**What is required**
Copy out each line that has "Juha" in it.
.....
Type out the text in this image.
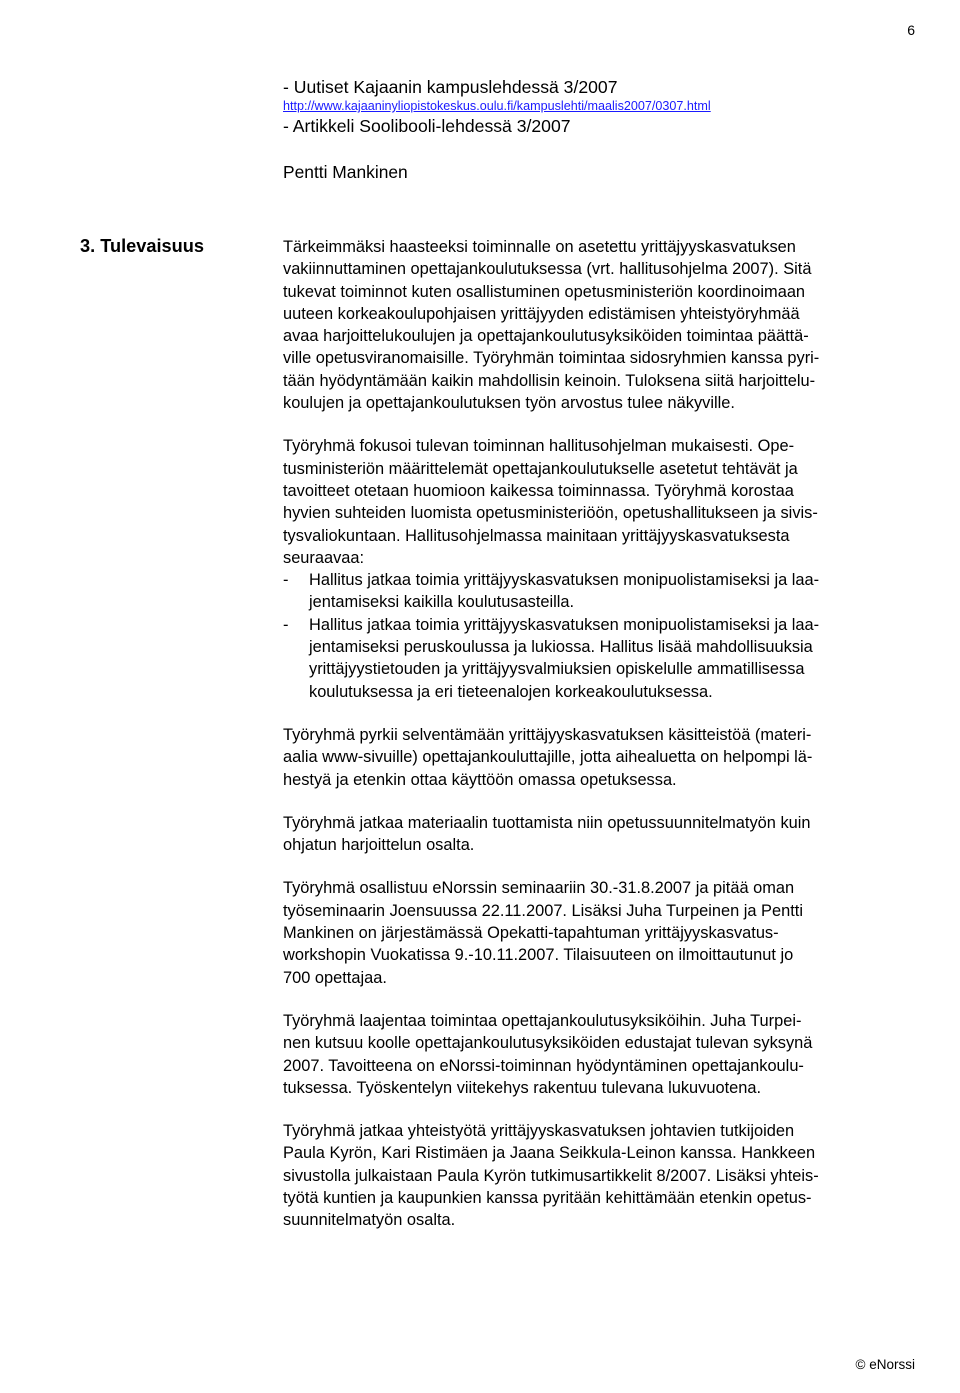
6
- Uutiset Kajaanin kampuslehdessä 3/2007
http://www.kajaaninyliopistokeskus.oulu.fi/kampuslehti/maalis2007/0307.html
- Artikkeli Soolibooli-lehdessä 3/2007
Pentti Mankinen
3. Tulevaisuus	Tärkeimmäksi haasteeksi toiminnalle on asetettu yrittäjyyskasvatuksen
vakiinnuttaminen opettajankoulutuksessa (vrt. hallitusohjelma 2007). Sitä
tukevat toiminnot kuten osallistuminen opetusministeriön koordinoimaan
uuteen korkeakoulupohjaisen yrittäjyyden edistämisen yhteistyöryhmää
avaa harjoittelukoulujen ja opettajankoulutusyksiköiden toimintaa päättä-
ville opetusviranomaisille. Työryhmän toimintaa sidosryhmien kanssa pyri-
tään hyödyntämään kaikin mahdollisin keinoin. Tuloksena siitä harjoittelu-
koulujen ja opettajankoulutuksen työn arvostus tulee näkyville.
Työryhmä fokusoi tulevan toiminnan hallitusohjelman mukaisesti. Ope-
tusministeriön määrittelemät opettajankoulutukselle asetetut tehtävät ja
tavoitteet otetaan huomioon kaikessa toiminnassa. Työryhmä korostaa
hyvien suhteiden luomista opetusministeriöön, opetushallitukseen ja sivis-
tysvaliokuntaan. Hallitusohjelmassa mainitaan yrittäjyyskasvatuksesta
seuraavaa:
-	Hallitus jatkaa toimia yrittäjyyskasvatuksen monipuolistamiseksi ja laa-
jentamiseksi kaikilla koulutusasteilla.
-	Hallitus jatkaa toimia yrittäjyyskasvatuksen monipuolistamiseksi ja laa-
jentamiseksi peruskoulussa ja lukiossa. Hallitus lisää mahdollisuuksia
yrittäjyystietouden ja yrittäjyysvalmiuksien opiskelulle ammatillisessa
koulutuksessa ja eri tieteenalojen korkeakoulutuksessa.
Työryhmä pyrkii selventämään yrittäjyyskasvatuksen käsitteistöä (materi-
aalia www-sivuille) opettajankouluttajille, jotta aihealuetta on helpompi lä-
hestyä ja etenkin ottaa käyttöön omassa opetuksessa.
Työryhmä jatkaa materiaalin tuottamista niin opetussuunnitelmatyön kuin
ohjatun harjoittelun osalta.
Työryhmä osallistuu eNorssin seminaariin 30.-31.8.2007 ja pitää oman
työseminaarin Joensuussa 22.11.2007. Lisäksi Juha Turpeinen ja Pentti
Mankinen on järjestämässä Opekatti-tapahtuman yrittäjyyskasvatus-
workshopin Vuokatissa 9.-10.11.2007. Tilaisuuteen on ilmoittautunut jo
700 opettajaa.
Työryhmä laajentaa toimintaa opettajankoulutusyksiköihin. Juha Turpei-
nen kutsuu koolle opettajankoulutusyksiköiden edustajat tulevan syksynä
2007. Tavoitteena on eNorssi-toiminnan hyödyntäminen opettajankoulu-
tuksessa. Työskentelyn viitekehys rakentuu tulevana lukuvuotena.
Työryhmä jatkaa yhteistyötä yrittäjyyskasvatuksen johtavien tutkijoiden
Paula Kyrön, Kari Ristimäen ja Jaana Seikkula-Leinon kanssa. Hankkeen
sivustolla julkaistaan Paula Kyrön tutkimusartikkelit 8/2007. Lisäksi yhteis-
työtä kuntien ja kaupunkien kanssa pyritään kehittämään etenkin opetus-
suunnitelmatyön osalta.
© eNorssi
.....
**Problem solution**
työseminaarin Joensuussa 22.11.2007. Lisäksi Juha Turpeinen ja Pentti
Työryhmä laajentaa toimintaa opettajankoulutusyksiköihin. Juha Turpei-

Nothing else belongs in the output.